#### RECORDS SUPPLIED
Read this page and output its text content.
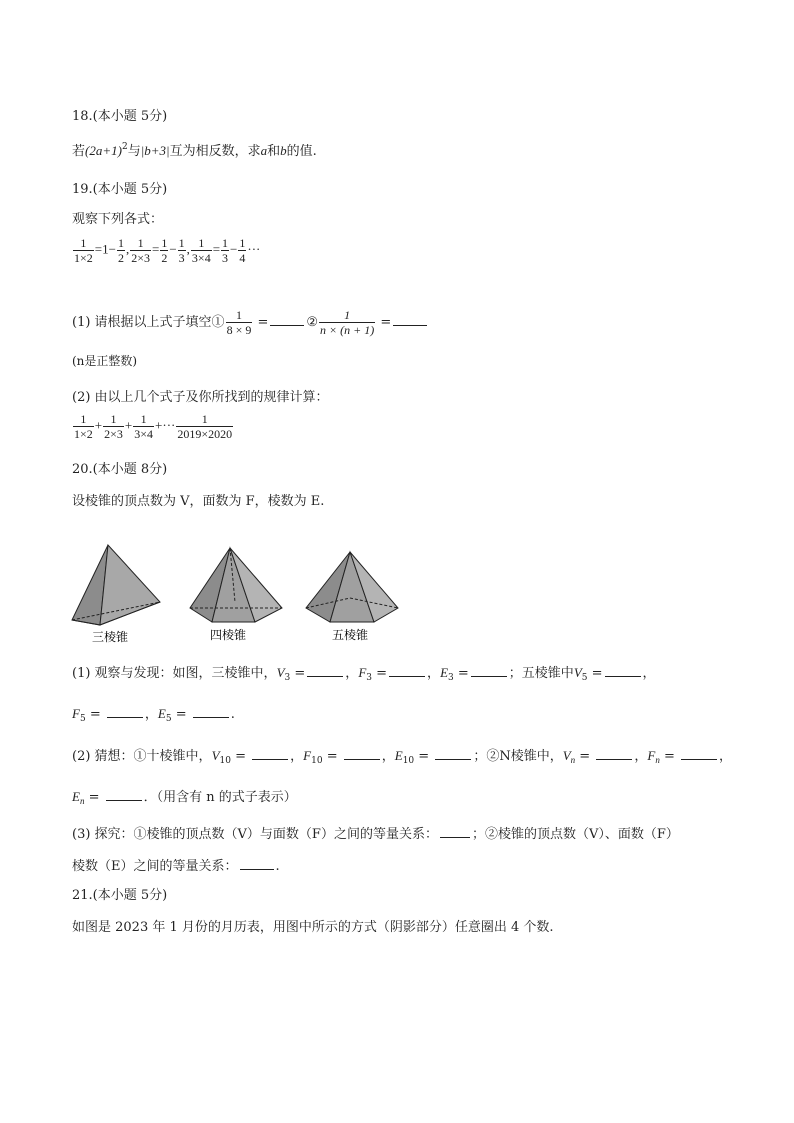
18.(本小题 5分)
若$(2a+1)^2$与|b+3|互为相反数，求a和b的值.
19.(本小题 5分)
观察下列各式：
$\frac{1}{1\times 2} =1- \frac{1}{2}$ , $\frac{1}{2\times 3} = \frac{1}{2} - \frac{1}{3}$ , $\frac{1}{3\times 4} = \frac{1}{3} - \frac{1}{4}$ ···
(1) 请根据以上式子填空① $\frac{1}{8 \times 9}$ =	② $\frac{1}{n \times (n + 1)}$ =
(n是正整数)
(2) 由以上几个式子及你所找到的规律计算：
$\frac{1}{1\times 2} + \frac{1}{2\times 3} + \frac{1}{3\times 4}$ +··· $\frac{1}{2019\times 2020}$
20.(本小题 8分)
设棱锥的顶点数为 V，面数为 F，棱数为 E.
三棱锥	四棱锥	五棱锥
(1) 观察与发现：如图，三棱锥中，$V_3$ =	，$F_3$ =	，$E_3$ =	；五棱锥中$V_5$ =	，
$F_5$ =	，$E_5$ =	.
(2) 猜想：①十棱锥中，$V_{10}$ =	，$F_{10}$ =	，$E_{10}$ =	；②N棱锥中，$V_n$ =	，$F_n$ =	，
$E_n$ =	．（用含有 n 的式子表示）
(3) 探究：①棱锥的顶点数（V）与面数（F）之间的等量关系：	；②棱锥的顶点数（V）、面数（F）
棱数（E）之间的等量关系：	.
21.(本小题 5分)
如图是 2023 年 1 月份的月历表，用图中所示的方式（阴影部分）任意圈出 4 个数.
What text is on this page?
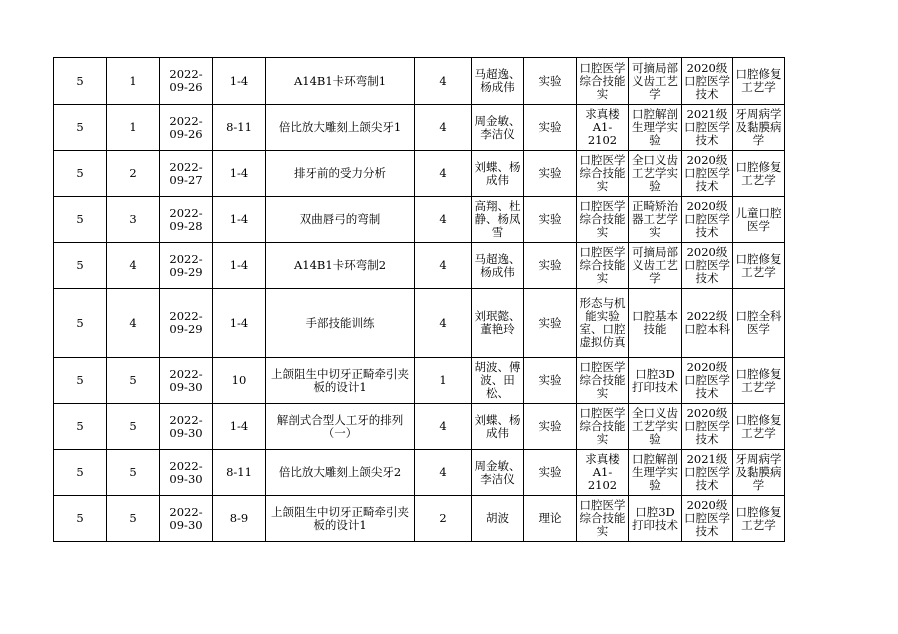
5	1	2022-09-26	1-4	A14B1卡环弯制1	4	马超逸、杨成伟	实验	口腔医学综合技能实	可摘局部义齿工艺学	2020级口腔医学技术	口腔修复工艺学

5	1	2022-09-26	8-11	倍比放大雕刻上颌尖牙1	4	周金敏、李洁仪	实验	求真楼A1-2102	口腔解剖生理学实验	2021级口腔医学技术	牙周病学及黏膜病学

5	2	2022-09-27	1-4	排牙前的受力分析	4	刘蝶、杨成伟	实验	口腔医学综合技能实	全口义齿工艺学实验	2020级口腔医学技术	口腔修复工艺学

5	3	2022-09-28	1-4	双曲唇弓的弯制	4	高翔、杜静、杨凤雪	实验	口腔医学综合技能实	正畸矫治器工艺学实	2020级口腔医学技术	儿童口腔医学

5	4	2022-09-29	1-4	A14B1卡环弯制2	4	马超逸、杨成伟	实验	口腔医学综合技能实	可摘局部义齿工艺学	2020级口腔医学技术	口腔修复工艺学

5	4	2022-09-29	1-4	手部技能训练	4	刘珉懿、董艳玲	实验	形态与机能实验室、口腔虚拟仿真	口腔基本技能	2022级口腔本科	口腔全科医学

5	5	2022-09-30	10	上颌阻生中切牙正畸牵引夹板的设计1	1	胡波、傅波、田松、	实验	口腔医学综合技能实	口腔3D打印技术	2020级口腔医学技术	口腔修复工艺学

5	5	2022-09-30	1-4	解剖式合型人工牙的排列（一）	4	刘蝶、杨成伟	实验	口腔医学综合技能实	全口义齿工艺学实验	2020级口腔医学技术	口腔修复工艺学

5	5	2022-09-30	8-11	倍比放大雕刻上颌尖牙2	4	周金敏、李洁仪	实验	求真楼A1-2102	口腔解剖生理学实验	2021级口腔医学技术	牙周病学及黏膜病学

5	5	2022-09-30	8-9	上颌阻生中切牙正畸牵引夹板的设计1	2	胡波	理论	口腔医学综合技能实	口腔3D打印技术	2020级口腔医学技术	口腔修复工艺学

#### PROBLEM TO WORK ON
Return all of the entries exactly as written, but drop any pictures they hold.

#### COMPLETED TASK
Read this page and output its text content.
18.(本小题 5分)
若$(2a+1)^2$与|b+3|互为相反数，求a和b的值.
19.(本小题 5分)
观察下列各式：
$\frac{1}{1\times 2} =1- \frac{1}{2}$ , $\frac{1}{2\times 3} = \frac{1}{2} - \frac{1}{3}$ , $\frac{1}{3\times 4} = \frac{1}{3} - \frac{1}{4}$ ···
(1) 请根据以上式子填空① $\frac{1}{8 \times 9}$ =	② $\frac{1}{n \times (n + 1)}$ =
(n是正整数)
(2) 由以上几个式子及你所找到的规律计算：
$\frac{1}{1\times 2} + \frac{1}{2\times 3} + \frac{1}{3\times 4}$ +··· $\frac{1}{2019\times 2020}$
20.(本小题 8分)
设棱锥的顶点数为 V，面数为 F，棱数为 E.
三棱锥	四棱锥	五棱锥
(1) 观察与发现：如图，三棱锥中，$V_3$ =	，$F_3$ =	，$E_3$ =	；五棱锥中$V_5$ =	，
$F_5$ =	，$E_5$ =	.
(2) 猜想：①十棱锥中，$V_{10}$ =	，$F_{10}$ =	，$E_{10}$ =	；②N棱锥中，$V_n$ =	，$F_n$ =	，
$E_n$ =	．（用含有 n 的式子表示）
(3) 探究：①棱锥的顶点数（V）与面数（F）之间的等量关系：	；②棱锥的顶点数（V）、面数（F）
棱数（E）之间的等量关系：	.
21.(本小题 5分)
如图是 2023 年 1 月份的月历表，用图中所示的方式（阴影部分）任意圈出 4 个数.
What text is on this page?
5	1	2022-09-26	1-4	A14B1卡环弯制1	4	马超逸、杨成伟	实验	口腔医学综合技能实	可摘局部义齿工艺学	2020级口腔医学技术	口腔修复工艺学

5	1	2022-09-26	8-11	倍比放大雕刻上颌尖牙1	4	周金敏、李洁仪	实验	求真楼A1-2102	口腔解剖生理学实验	2021级口腔医学技术	牙周病学及黏膜病学

5	2	2022-09-27	1-4	排牙前的受力分析	4	刘蝶、杨成伟	实验	口腔医学综合技能实	全口义齿工艺学实验	2020级口腔医学技术	口腔修复工艺学

5	3	2022-09-28	1-4	双曲唇弓的弯制	4	高翔、杜静、杨凤雪	实验	口腔医学综合技能实	正畸矫治器工艺学实	2020级口腔医学技术	儿童口腔医学

5	4	2022-09-29	1-4	A14B1卡环弯制2	4	马超逸、杨成伟	实验	口腔医学综合技能实	可摘局部义齿工艺学	2020级口腔医学技术	口腔修复工艺学

5	4	2022-09-29	1-4	手部技能训练	4	刘珉懿、董艳玲	实验	形态与机能实验室、口腔虚拟仿真	口腔基本技能	2022级口腔本科	口腔全科医学

5	5	2022-09-30	10	上颌阻生中切牙正畸牵引夹板的设计1	1	胡波、傅波、田松、	实验	口腔医学综合技能实	口腔3D打印技术	2020级口腔医学技术	口腔修复工艺学

5	5	2022-09-30	1-4	解剖式合型人工牙的排列（一）	4	刘蝶、杨成伟	实验	口腔医学综合技能实	全口义齿工艺学实验	2020级口腔医学技术	口腔修复工艺学

5	5	2022-09-30	8-11	倍比放大雕刻上颌尖牙2	4	周金敏、李洁仪	实验	求真楼A1-2102	口腔解剖生理学实验	2021级口腔医学技术	牙周病学及黏膜病学

5	5	2022-09-30	8-9	上颌阻生中切牙正畸牵引夹板的设计1	2	胡波	理论	口腔医学综合技能实	口腔3D打印技术	2020级口腔医学技术	口腔修复工艺学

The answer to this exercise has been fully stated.